(Dataset records)
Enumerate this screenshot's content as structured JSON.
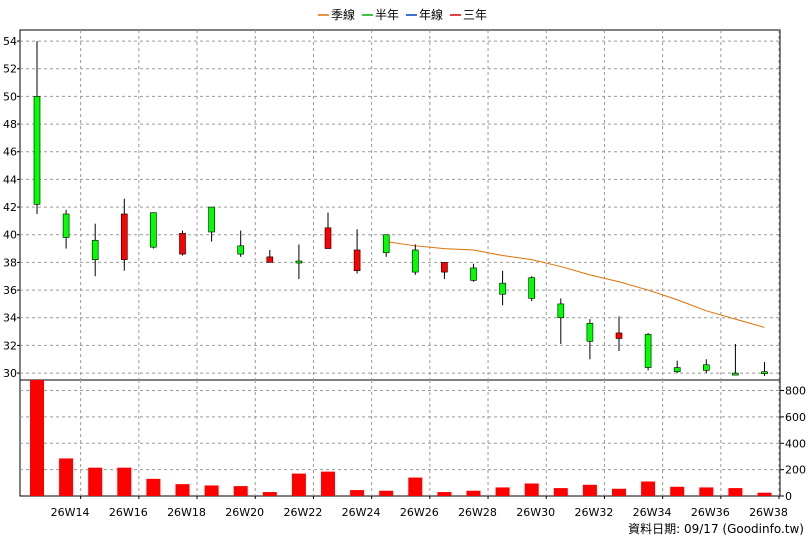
{
  "chart_data": {
    "type": "candlestick_with_volume",
    "legend": [
      {
        "name": "季線",
        "color": "#e07000"
      },
      {
        "name": "半年",
        "color": "#00b000"
      },
      {
        "name": "年線",
        "color": "#0040c0"
      },
      {
        "name": "三年",
        "color": "#e00000"
      }
    ],
    "price_axis": {
      "ylim": [
        29.5,
        54.8
      ],
      "ticks": [
        30,
        32,
        34,
        36,
        38,
        40,
        42,
        44,
        46,
        48,
        50,
        52,
        54
      ]
    },
    "volume_axis": {
      "ylim": [
        0,
        880
      ],
      "ticks": [
        0,
        200,
        400,
        600,
        800
      ]
    },
    "x_tick_labels": [
      "26W14",
      "26W16",
      "26W18",
      "26W20",
      "26W22",
      "26W24",
      "26W26",
      "26W28",
      "26W30",
      "26W32",
      "26W34",
      "26W36",
      "26W38"
    ],
    "weeks": [
      "26W13",
      "26W14",
      "26W15",
      "26W16",
      "26W17",
      "26W18",
      "26W19",
      "26W20",
      "26W21",
      "26W22",
      "26W23",
      "26W24",
      "26W25",
      "26W26",
      "26W27",
      "26W28",
      "26W29",
      "26W30",
      "26W31",
      "26W32",
      "26W33",
      "26W34",
      "26W35",
      "26W36",
      "26W37",
      "26W38"
    ],
    "candles": [
      {
        "o": 42.2,
        "h": 54.0,
        "l": 41.5,
        "c": 50.0
      },
      {
        "o": 39.8,
        "h": 41.8,
        "l": 39.0,
        "c": 41.5
      },
      {
        "o": 38.2,
        "h": 40.8,
        "l": 37.0,
        "c": 39.6
      },
      {
        "o": 41.5,
        "h": 42.6,
        "l": 37.4,
        "c": 38.2
      },
      {
        "o": 39.1,
        "h": 41.6,
        "l": 39.0,
        "c": 41.6
      },
      {
        "o": 40.1,
        "h": 40.3,
        "l": 38.5,
        "c": 38.6
      },
      {
        "o": 40.2,
        "h": 42.0,
        "l": 39.5,
        "c": 42.0
      },
      {
        "o": 38.6,
        "h": 40.3,
        "l": 38.4,
        "c": 39.2
      },
      {
        "o": 38.4,
        "h": 38.9,
        "l": 38.0,
        "c": 38.0
      },
      {
        "o": 38.1,
        "h": 39.3,
        "l": 36.8,
        "c": 38.1
      },
      {
        "o": 40.5,
        "h": 41.6,
        "l": 39.0,
        "c": 39.0
      },
      {
        "o": 38.9,
        "h": 40.4,
        "l": 37.2,
        "c": 37.4
      },
      {
        "o": 38.7,
        "h": 40.0,
        "l": 38.4,
        "c": 40.0
      },
      {
        "o": 37.3,
        "h": 39.3,
        "l": 37.1,
        "c": 38.9
      },
      {
        "o": 38.0,
        "h": 38.0,
        "l": 36.8,
        "c": 37.3
      },
      {
        "o": 36.7,
        "h": 37.9,
        "l": 36.6,
        "c": 37.6
      },
      {
        "o": 35.7,
        "h": 37.4,
        "l": 34.9,
        "c": 36.5
      },
      {
        "o": 35.4,
        "h": 37.0,
        "l": 35.2,
        "c": 36.9
      },
      {
        "o": 34.0,
        "h": 35.4,
        "l": 32.1,
        "c": 35.0
      },
      {
        "o": 32.3,
        "h": 33.9,
        "l": 31.0,
        "c": 33.6
      },
      {
        "o": 32.9,
        "h": 34.1,
        "l": 31.6,
        "c": 32.5
      },
      {
        "o": 30.4,
        "h": 32.9,
        "l": 30.2,
        "c": 32.8
      },
      {
        "o": 30.1,
        "h": 30.9,
        "l": 30.0,
        "c": 30.4
      },
      {
        "o": 30.2,
        "h": 31.0,
        "l": 30.0,
        "c": 30.6
      },
      {
        "o": 30.0,
        "h": 32.1,
        "l": 29.9,
        "c": 30.0
      },
      {
        "o": 30.0,
        "h": 30.8,
        "l": 29.8,
        "c": 30.1
      }
    ],
    "series": [
      {
        "name": "季線",
        "start_index": 12,
        "values": [
          39.5,
          39.2,
          39.0,
          38.9,
          38.5,
          38.2,
          37.7,
          37.1,
          36.6,
          36.0,
          35.3,
          34.5,
          33.9,
          33.3
        ]
      }
    ],
    "volume": [
      890,
      285,
      215,
      215,
      130,
      90,
      80,
      75,
      30,
      170,
      185,
      45,
      40,
      140,
      30,
      40,
      65,
      95,
      60,
      85,
      55,
      110,
      70,
      65,
      60,
      25
    ],
    "grid": true
  },
  "footer": "資料日期: 09/17  (Goodinfo.tw)"
}
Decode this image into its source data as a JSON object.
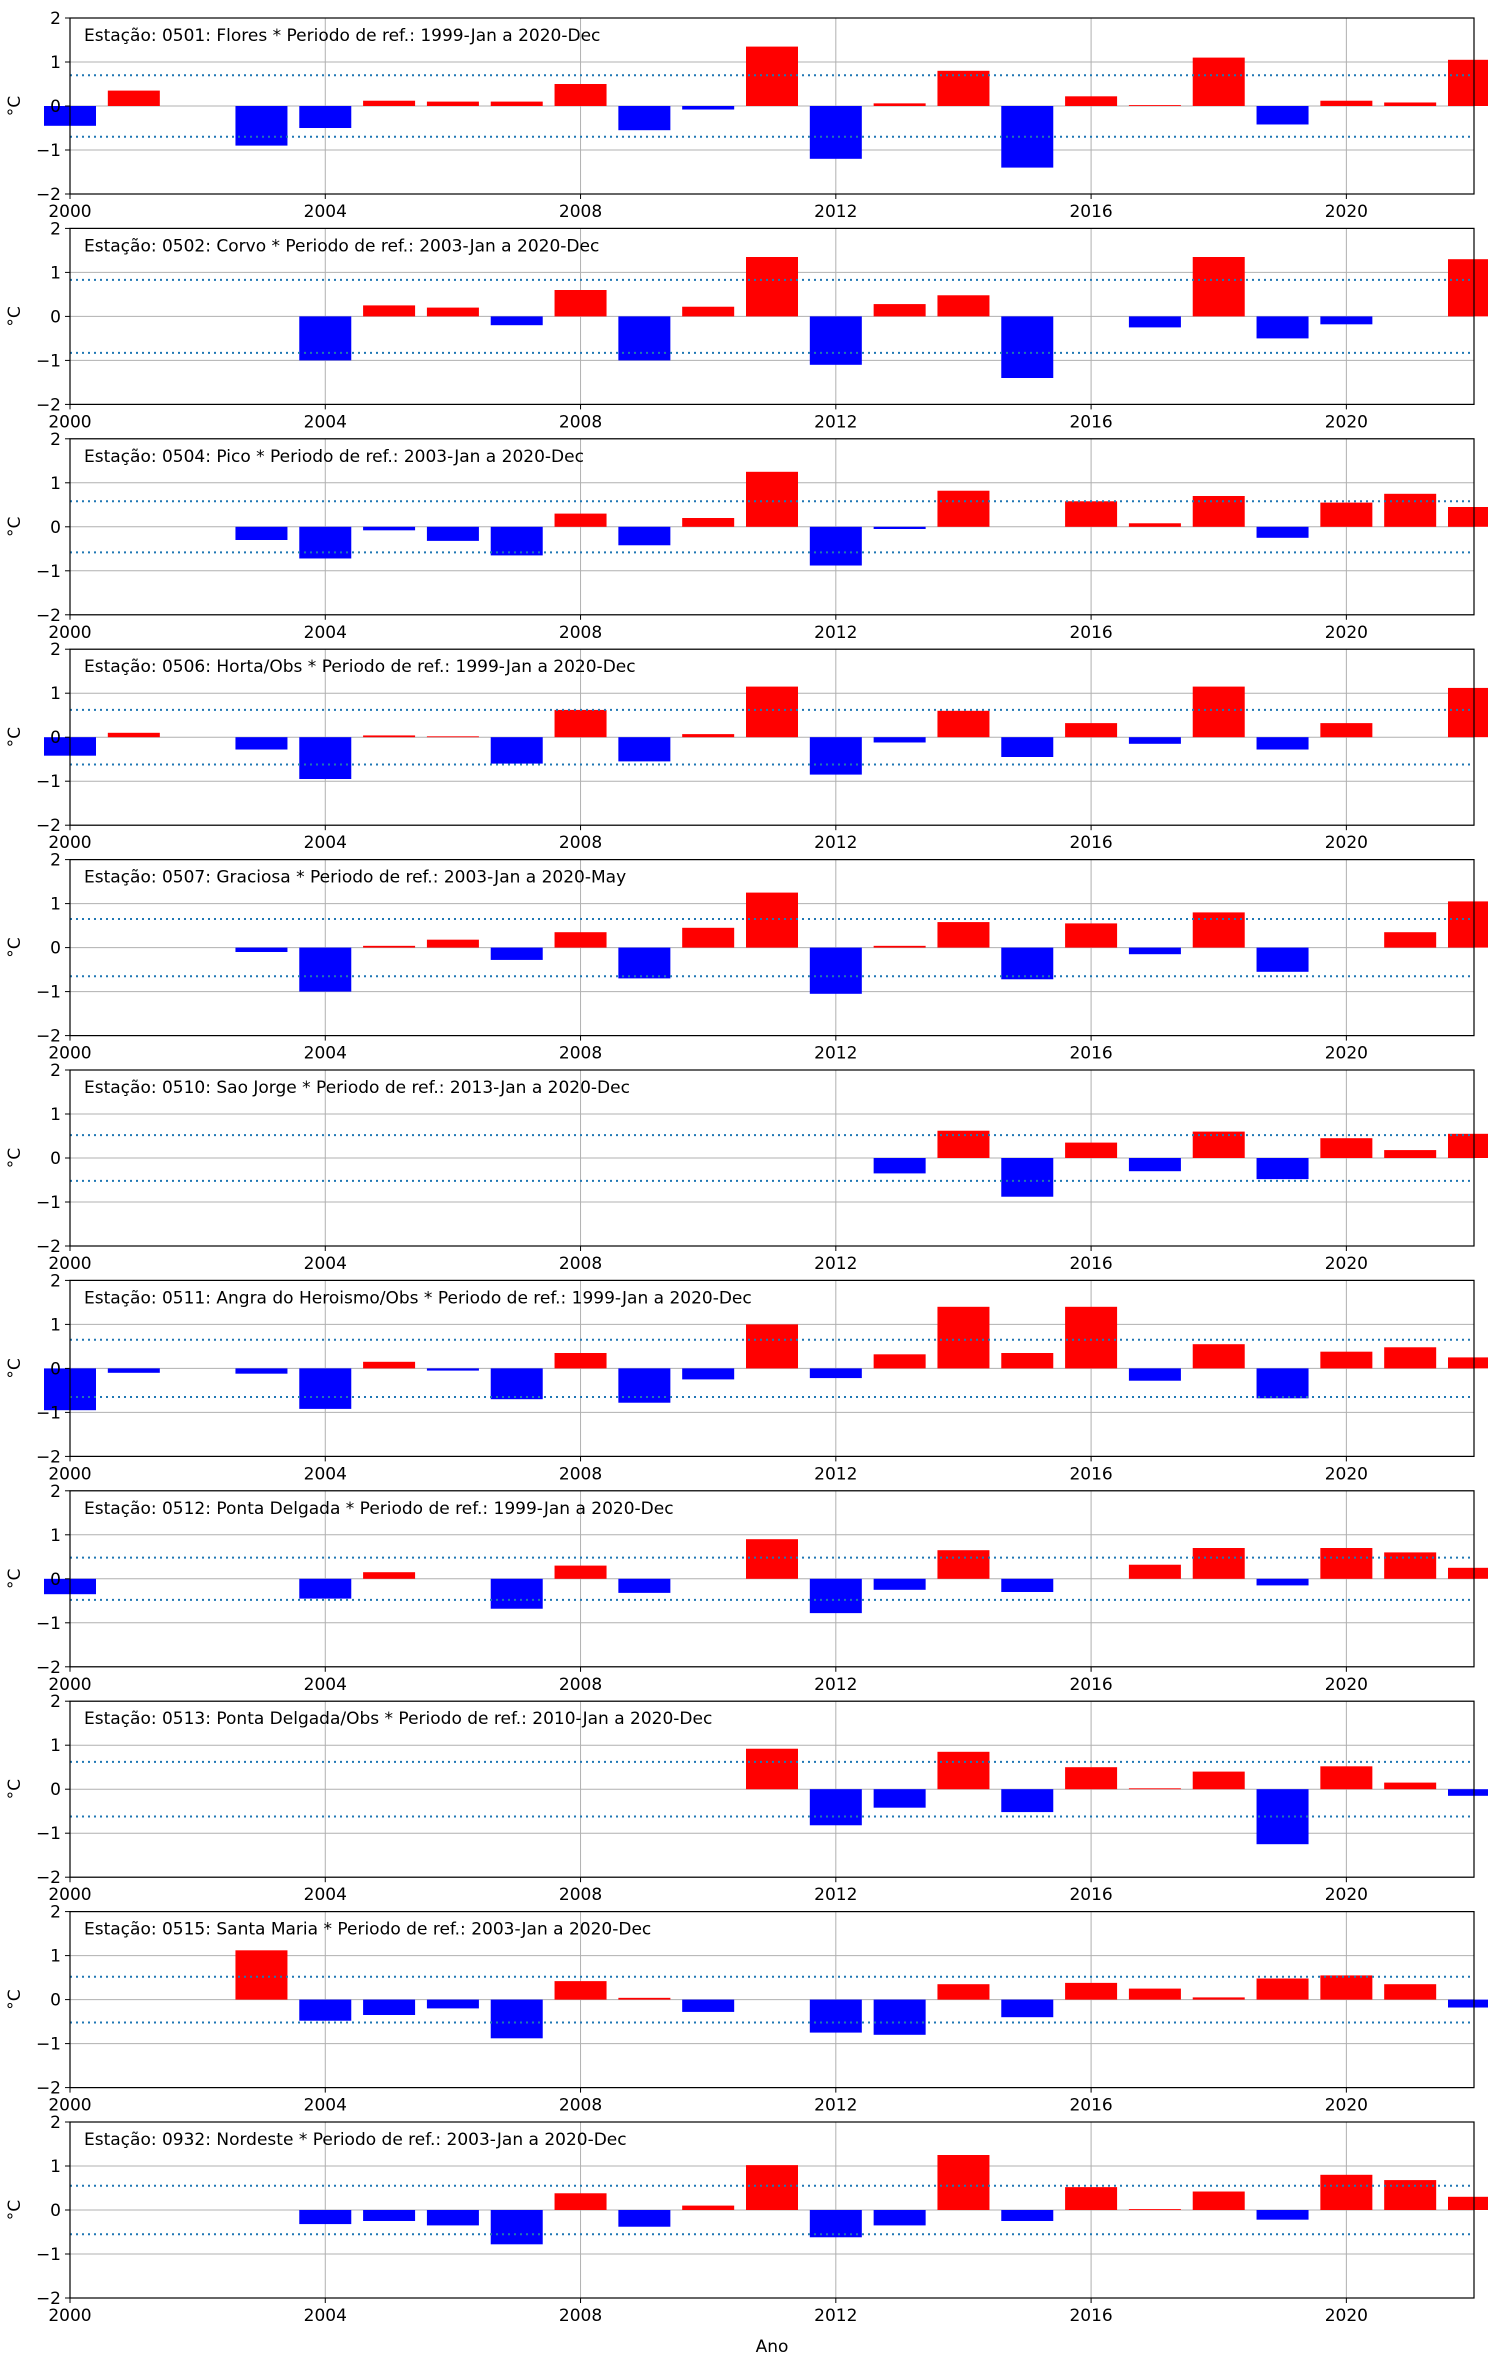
{
  "xlabel": "Ano",
  "ylabel": "°C",
  "x_ticks": [
    2000,
    2004,
    2008,
    2012,
    2016,
    2020
  ],
  "y_ticks": [
    -2,
    -1,
    0,
    1,
    2
  ],
  "colors": {
    "positive": "#ff0000",
    "negative": "#0000ff",
    "threshold": "#1f77b4",
    "grid": "#b0b0b0"
  },
  "chart_data": [
    {
      "type": "bar",
      "title": "Estação: 0501: Flores * Periodo de ref.: 1999-Jan a 2020-Dec",
      "xlim": [
        2000,
        2022
      ],
      "ylim": [
        -2,
        2
      ],
      "threshold": 0.7,
      "x": [
        2000,
        2001,
        2003,
        2004,
        2005,
        2006,
        2007,
        2008,
        2009,
        2010,
        2011,
        2012,
        2013,
        2014,
        2015,
        2016,
        2017,
        2018,
        2019,
        2020,
        2021,
        2022
      ],
      "values": [
        -0.45,
        0.35,
        -0.9,
        -0.5,
        0.12,
        0.1,
        0.1,
        0.5,
        -0.55,
        -0.08,
        1.35,
        -1.2,
        0.06,
        0.8,
        -1.4,
        0.22,
        0.02,
        1.1,
        -0.42,
        0.12,
        0.08,
        1.05
      ]
    },
    {
      "type": "bar",
      "title": "Estação: 0502: Corvo * Periodo de ref.: 2003-Jan a 2020-Dec",
      "xlim": [
        2000,
        2022
      ],
      "ylim": [
        -2,
        2
      ],
      "threshold": 0.83,
      "x": [
        2004,
        2005,
        2006,
        2007,
        2008,
        2009,
        2010,
        2011,
        2012,
        2013,
        2014,
        2015,
        2017,
        2018,
        2019,
        2020,
        2022
      ],
      "values": [
        -1.0,
        0.25,
        0.2,
        -0.2,
        0.6,
        -1.0,
        0.22,
        1.35,
        -1.1,
        0.28,
        0.48,
        -1.4,
        -0.25,
        1.35,
        -0.5,
        -0.18,
        1.3
      ]
    },
    {
      "type": "bar",
      "title": "Estação: 0504: Pico * Periodo de ref.: 2003-Jan a 2020-Dec",
      "xlim": [
        2000,
        2022
      ],
      "ylim": [
        -2,
        2
      ],
      "threshold": 0.58,
      "x": [
        2003,
        2004,
        2005,
        2006,
        2007,
        2008,
        2009,
        2010,
        2011,
        2012,
        2013,
        2014,
        2016,
        2017,
        2018,
        2019,
        2020,
        2021,
        2022
      ],
      "values": [
        -0.3,
        -0.72,
        -0.08,
        -0.32,
        -0.65,
        0.3,
        -0.42,
        0.2,
        1.25,
        -0.88,
        -0.05,
        0.82,
        0.58,
        0.08,
        0.7,
        -0.25,
        0.55,
        0.75,
        0.45
      ]
    },
    {
      "type": "bar",
      "title": "Estação: 0506: Horta/Obs * Periodo de ref.: 1999-Jan a 2020-Dec",
      "xlim": [
        2000,
        2022
      ],
      "ylim": [
        -2,
        2
      ],
      "threshold": 0.62,
      "x": [
        2000,
        2001,
        2003,
        2004,
        2005,
        2006,
        2007,
        2008,
        2009,
        2010,
        2011,
        2012,
        2013,
        2014,
        2015,
        2016,
        2017,
        2018,
        2019,
        2020,
        2022
      ],
      "values": [
        -0.42,
        0.1,
        -0.28,
        -0.95,
        0.04,
        0.02,
        -0.6,
        0.62,
        -0.55,
        0.07,
        1.15,
        -0.85,
        -0.12,
        0.6,
        -0.45,
        0.32,
        -0.15,
        1.15,
        -0.28,
        0.32,
        1.12
      ]
    },
    {
      "type": "bar",
      "title": "Estação: 0507: Graciosa * Periodo de ref.: 2003-Jan a 2020-May",
      "xlim": [
        2000,
        2022
      ],
      "ylim": [
        -2,
        2
      ],
      "threshold": 0.65,
      "x": [
        2003,
        2004,
        2005,
        2006,
        2007,
        2008,
        2009,
        2010,
        2011,
        2012,
        2013,
        2014,
        2015,
        2016,
        2017,
        2018,
        2019,
        2021,
        2022
      ],
      "values": [
        -0.1,
        -1.0,
        0.04,
        0.18,
        -0.28,
        0.35,
        -0.7,
        0.45,
        1.25,
        -1.05,
        0.04,
        0.58,
        -0.72,
        0.55,
        -0.15,
        0.8,
        -0.55,
        0.35,
        1.05
      ]
    },
    {
      "type": "bar",
      "title": "Estação: 0510: Sao Jorge * Periodo de ref.: 2013-Jan a 2020-Dec",
      "xlim": [
        2000,
        2022
      ],
      "ylim": [
        -2,
        2
      ],
      "threshold": 0.52,
      "x": [
        2013,
        2014,
        2015,
        2016,
        2017,
        2018,
        2019,
        2020,
        2021,
        2022
      ],
      "values": [
        -0.35,
        0.62,
        -0.88,
        0.35,
        -0.3,
        0.6,
        -0.48,
        0.45,
        0.18,
        0.55
      ]
    },
    {
      "type": "bar",
      "title": "Estação: 0511: Angra do Heroismo/Obs * Periodo de ref.: 1999-Jan a 2020-Dec",
      "xlim": [
        2000,
        2022
      ],
      "ylim": [
        -2,
        2
      ],
      "threshold": 0.65,
      "x": [
        2000,
        2001,
        2003,
        2004,
        2005,
        2006,
        2007,
        2008,
        2009,
        2010,
        2011,
        2012,
        2013,
        2014,
        2015,
        2016,
        2017,
        2018,
        2019,
        2020,
        2021,
        2022
      ],
      "values": [
        -0.95,
        -0.1,
        -0.12,
        -0.92,
        0.15,
        -0.05,
        -0.7,
        0.35,
        -0.78,
        -0.25,
        1.0,
        -0.22,
        0.32,
        1.4,
        0.35,
        1.4,
        -0.28,
        0.55,
        -0.68,
        0.38,
        0.48,
        0.25
      ]
    },
    {
      "type": "bar",
      "title": "Estação: 0512: Ponta Delgada * Periodo de ref.: 1999-Jan a 2020-Dec",
      "xlim": [
        2000,
        2022
      ],
      "ylim": [
        -2,
        2
      ],
      "threshold": 0.48,
      "x": [
        2000,
        2004,
        2005,
        2007,
        2008,
        2009,
        2011,
        2012,
        2013,
        2014,
        2015,
        2017,
        2018,
        2019,
        2020,
        2021,
        2022
      ],
      "values": [
        -0.35,
        -0.45,
        0.15,
        -0.68,
        0.3,
        -0.32,
        0.9,
        -0.78,
        -0.25,
        0.65,
        -0.3,
        0.32,
        0.7,
        -0.15,
        0.7,
        0.6,
        0.25
      ]
    },
    {
      "type": "bar",
      "title": "Estação: 0513: Ponta Delgada/Obs * Periodo de ref.: 2010-Jan a 2020-Dec",
      "xlim": [
        2000,
        2022
      ],
      "ylim": [
        -2,
        2
      ],
      "threshold": 0.62,
      "x": [
        2011,
        2012,
        2013,
        2014,
        2015,
        2016,
        2017,
        2018,
        2019,
        2020,
        2021,
        2022
      ],
      "values": [
        0.92,
        -0.82,
        -0.42,
        0.85,
        -0.52,
        0.5,
        0.02,
        0.4,
        -1.25,
        0.52,
        0.15,
        -0.15
      ]
    },
    {
      "type": "bar",
      "title": "Estação: 0515: Santa Maria * Periodo de ref.: 2003-Jan a 2020-Dec",
      "xlim": [
        2000,
        2022
      ],
      "ylim": [
        -2,
        2
      ],
      "threshold": 0.52,
      "x": [
        2003,
        2004,
        2005,
        2006,
        2007,
        2008,
        2009,
        2010,
        2012,
        2013,
        2014,
        2015,
        2016,
        2017,
        2018,
        2019,
        2020,
        2021,
        2022
      ],
      "values": [
        1.12,
        -0.48,
        -0.35,
        -0.2,
        -0.88,
        0.42,
        0.04,
        -0.28,
        -0.75,
        -0.8,
        0.35,
        -0.4,
        0.38,
        0.25,
        0.05,
        0.48,
        0.55,
        0.35,
        -0.18
      ]
    },
    {
      "type": "bar",
      "title": "Estação: 0932: Nordeste * Periodo de ref.: 2003-Jan a 2020-Dec",
      "xlim": [
        2000,
        2022
      ],
      "ylim": [
        -2,
        2
      ],
      "threshold": 0.55,
      "x": [
        2004,
        2005,
        2006,
        2007,
        2008,
        2009,
        2010,
        2011,
        2012,
        2013,
        2014,
        2015,
        2016,
        2017,
        2018,
        2019,
        2020,
        2021,
        2022
      ],
      "values": [
        -0.32,
        -0.25,
        -0.35,
        -0.78,
        0.38,
        -0.38,
        0.1,
        1.02,
        -0.62,
        -0.35,
        1.25,
        -0.25,
        0.52,
        0.02,
        0.42,
        -0.22,
        0.8,
        0.68,
        0.3
      ]
    }
  ]
}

## Work required
Look through the entries above; copy each line where the string "this" appears.

## The answer
Enumerate this screenshot's content as structured JSON.
Decode this image into its source data as a JSON object.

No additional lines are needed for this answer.